* _FRAGMENTO PROPORCIONADO_
☆ ☆ ☆ ☆ ☆
Las guerras ya no se declaran. La II Guerra Mundial puso fin a aquella inveterada práctica diplomática de anunciar solemnemente las movilizaciones militares y la hostilidad generalizada al "declarar la guerra", función que todavía hoy reserva al rey la Constitución Española de 1978 (art. 63 CE).

La intervención americana en Vietnam (1965-1974) inauguró una nueva época en que las operaciones militares y el uso de la fuerza se encubren estratégicamente bajo los eufemismos de la "protección de intereses", acciones de "disuasión" y "ataques preventivos" que invocan "legítima defensa" individual o colectiva (art.51 de la Carta de la ONU).

Pero la guerra existe. La guerra continúa. La guerra sigue siendo el estado definitivo de la conflictividad sobre el planeta Tierra.
☆ ☆ ☆ ☆ ☆
* _INSTRUCCIONES DE LA TAREA_
Reproduzca textualmente la parte del texto sobre las guerras que comienza con las palabras que contienen "La intervención americana" y termina con "de la ONU).".

* _ENTRADAS EXTRAÍDAS_
☆ ☆ ☆ ☆ ☆
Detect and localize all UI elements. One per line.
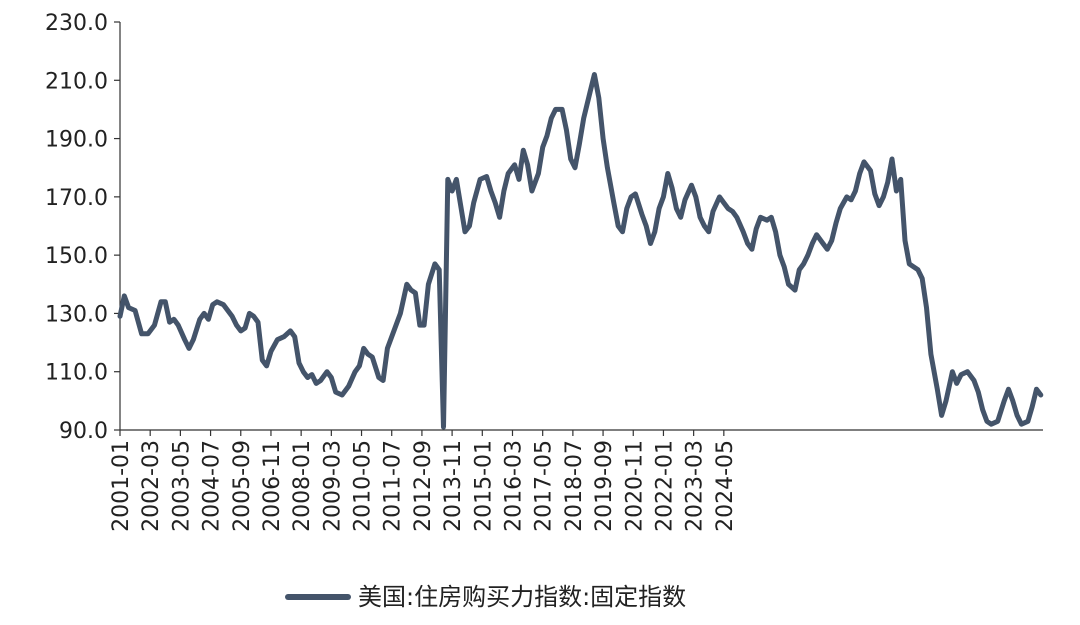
☆ ☆ ☆ ☆ ☆
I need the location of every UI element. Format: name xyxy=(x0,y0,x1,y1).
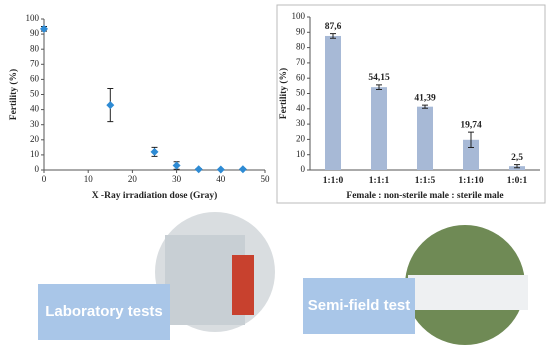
☆ ☆ ☆ ☆ ☆
* _RESPUESTA_
La intervención americana en Vietnam (1965-1974) inauguró una nueva época en que las operaciones militares y el uso de la fuerza se encubren estratégicamente bajo los eufemismos de la "protección de intereses", acciones de "disuasión" y "ataques preventivos" que invocan "legítima defensa" individual o colectiva (art.51 de la Carta de la ONU).